_EXERCISE DIRECTIONS_. Repeat the listing in full, exactly as it stands.

━━━━━━

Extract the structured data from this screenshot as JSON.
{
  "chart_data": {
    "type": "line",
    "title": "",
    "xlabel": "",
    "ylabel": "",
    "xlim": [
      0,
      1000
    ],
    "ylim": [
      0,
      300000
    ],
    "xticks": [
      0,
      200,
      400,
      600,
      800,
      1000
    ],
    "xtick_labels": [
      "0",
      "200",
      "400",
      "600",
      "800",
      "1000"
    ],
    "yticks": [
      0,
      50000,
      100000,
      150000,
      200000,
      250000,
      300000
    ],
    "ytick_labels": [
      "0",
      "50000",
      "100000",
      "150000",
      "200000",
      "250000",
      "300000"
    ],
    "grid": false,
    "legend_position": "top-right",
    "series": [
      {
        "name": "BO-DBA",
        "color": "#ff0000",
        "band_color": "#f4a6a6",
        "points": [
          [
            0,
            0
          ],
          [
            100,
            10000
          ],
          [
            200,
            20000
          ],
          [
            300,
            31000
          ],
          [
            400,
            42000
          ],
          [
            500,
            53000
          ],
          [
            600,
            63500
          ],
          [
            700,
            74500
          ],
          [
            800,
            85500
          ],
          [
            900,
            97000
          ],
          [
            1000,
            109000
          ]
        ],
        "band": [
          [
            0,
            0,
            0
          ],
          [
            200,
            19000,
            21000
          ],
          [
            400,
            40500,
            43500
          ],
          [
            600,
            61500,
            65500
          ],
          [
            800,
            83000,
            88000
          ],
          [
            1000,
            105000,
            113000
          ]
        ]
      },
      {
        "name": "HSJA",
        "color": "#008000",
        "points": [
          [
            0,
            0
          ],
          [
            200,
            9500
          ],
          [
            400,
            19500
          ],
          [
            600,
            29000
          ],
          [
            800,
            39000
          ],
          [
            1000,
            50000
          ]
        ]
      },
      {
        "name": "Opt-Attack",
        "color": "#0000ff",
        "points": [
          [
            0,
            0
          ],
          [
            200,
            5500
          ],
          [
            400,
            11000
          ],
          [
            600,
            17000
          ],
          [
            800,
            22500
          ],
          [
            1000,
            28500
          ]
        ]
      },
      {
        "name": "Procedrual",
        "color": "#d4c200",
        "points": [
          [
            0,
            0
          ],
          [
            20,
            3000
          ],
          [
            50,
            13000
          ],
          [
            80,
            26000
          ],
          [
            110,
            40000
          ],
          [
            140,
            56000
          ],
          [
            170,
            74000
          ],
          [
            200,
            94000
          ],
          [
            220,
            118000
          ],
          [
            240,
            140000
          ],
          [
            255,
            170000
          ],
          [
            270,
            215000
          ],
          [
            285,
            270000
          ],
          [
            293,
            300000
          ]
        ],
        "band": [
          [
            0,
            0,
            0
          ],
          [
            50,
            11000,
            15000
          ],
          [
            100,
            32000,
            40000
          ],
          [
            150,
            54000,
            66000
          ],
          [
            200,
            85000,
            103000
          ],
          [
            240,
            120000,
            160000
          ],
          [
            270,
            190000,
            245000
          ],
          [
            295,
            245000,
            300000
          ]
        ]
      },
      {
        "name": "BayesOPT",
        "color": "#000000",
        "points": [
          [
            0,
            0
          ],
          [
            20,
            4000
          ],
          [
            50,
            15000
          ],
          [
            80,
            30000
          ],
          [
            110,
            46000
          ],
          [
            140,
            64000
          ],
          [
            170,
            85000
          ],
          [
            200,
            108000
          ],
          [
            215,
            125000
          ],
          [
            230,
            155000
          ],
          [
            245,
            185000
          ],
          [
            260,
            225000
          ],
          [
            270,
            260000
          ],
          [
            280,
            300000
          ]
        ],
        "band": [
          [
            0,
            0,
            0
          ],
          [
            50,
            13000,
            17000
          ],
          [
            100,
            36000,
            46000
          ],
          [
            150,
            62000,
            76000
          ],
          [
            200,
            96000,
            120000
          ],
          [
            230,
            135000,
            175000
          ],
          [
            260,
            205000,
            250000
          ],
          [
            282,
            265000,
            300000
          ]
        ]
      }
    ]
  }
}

━━━━━━

_EXERCISE SOLUTION_.
Extract the structured data from this screenshot as JSON.
{
  "chart_data": {
    "type": "line",
    "title": "",
    "xlabel": "",
    "ylabel": "",
    "xlim": [
      0,
      1000
    ],
    "ylim": [
      0,
      300000
    ],
    "xticks": [
      0,
      200,
      400,
      600,
      800,
      1000
    ],
    "xtick_labels": [
      "0",
      "200",
      "400",
      "600",
      "800",
      "1000"
    ],
    "yticks": [
      0,
      50000,
      100000,
      150000,
      200000,
      250000,
      300000
    ],
    "ytick_labels": [
      "0",
      "50000",
      "100000",
      "150000",
      "200000",
      "250000",
      "300000"
    ],
    "grid": false,
    "legend_position": "top-right",
    "series": [
      {
        "name": "BO-DBA",
        "color": "#ff0000",
        "band_color": "#f4a6a6",
        "points": [
          [
            0,
            0
          ],
          [
            100,
            10000
          ],
          [
            200,
            20000
          ],
          [
            300,
            31000
          ],
          [
            400,
            42000
          ],
          [
            500,
            53000
          ],
          [
            600,
            63500
          ],
          [
            700,
            74500
          ],
          [
            800,
            85500
          ],
          [
            900,
            97000
          ],
          [
            1000,
            109000
          ]
        ],
        "band": [
          [
            0,
            0,
            0
          ],
          [
            200,
            19000,
            21000
          ],
          [
            400,
            40500,
            43500
          ],
          [
            600,
            61500,
            65500
          ],
          [
            800,
            83000,
            88000
          ],
          [
            1000,
            105000,
            113000
          ]
        ]
      },
      {
        "name": "HSJA",
        "color": "#008000",
        "points": [
          [
            0,
            0
          ],
          [
            200,
            9500
          ],
          [
            400,
            19500
          ],
          [
            600,
            29000
          ],
          [
            800,
            39000
          ],
          [
            1000,
            50000
          ]
        ]
      },
      {
        "name": "Opt-Attack",
        "color": "#0000ff",
        "points": [
          [
            0,
            0
          ],
          [
            200,
            5500
          ],
          [
            400,
            11000
          ],
          [
            600,
            17000
          ],
          [
            800,
            22500
          ],
          [
            1000,
            28500
          ]
        ]
      },
      {
        "name": "Procedrual",
        "color": "#d4c200",
        "points": [
          [
            0,
            0
          ],
          [
            20,
            3000
          ],
          [
            50,
            13000
          ],
          [
            80,
            26000
          ],
          [
            110,
            40000
          ],
          [
            140,
            56000
          ],
          [
            170,
            74000
          ],
          [
            200,
            94000
          ],
          [
            220,
            118000
          ],
          [
            240,
            140000
          ],
          [
            255,
            170000
          ],
          [
            270,
            215000
          ],
          [
            285,
            270000
          ],
          [
            293,
            300000
          ]
        ],
        "band": [
          [
            0,
            0,
            0
          ],
          [
            50,
            11000,
            15000
          ],
          [
            100,
            32000,
            40000
          ],
          [
            150,
            54000,
            66000
          ],
          [
            200,
            85000,
            103000
          ],
          [
            240,
            120000,
            160000
          ],
          [
            270,
            190000,
            245000
          ],
          [
            295,
            245000,
            300000
          ]
        ]
      },
      {
        "name": "BayesOPT",
        "color": "#000000",
        "points": [
          [
            0,
            0
          ],
          [
            20,
            4000
          ],
          [
            50,
            15000
          ],
          [
            80,
            30000
          ],
          [
            110,
            46000
          ],
          [
            140,
            64000
          ],
          [
            170,
            85000
          ],
          [
            200,
            108000
          ],
          [
            215,
            125000
          ],
          [
            230,
            155000
          ],
          [
            245,
            185000
          ],
          [
            260,
            225000
          ],
          [
            270,
            260000
          ],
          [
            280,
            300000
          ]
        ],
        "band": [
          [
            0,
            0,
            0
          ],
          [
            50,
            13000,
            17000
          ],
          [
            100,
            36000,
            46000
          ],
          [
            150,
            62000,
            76000
          ],
          [
            200,
            96000,
            120000
          ],
          [
            230,
            135000,
            175000
          ],
          [
            260,
            205000,
            250000
          ],
          [
            282,
            265000,
            300000
          ]
        ]
      }
    ]
  }
}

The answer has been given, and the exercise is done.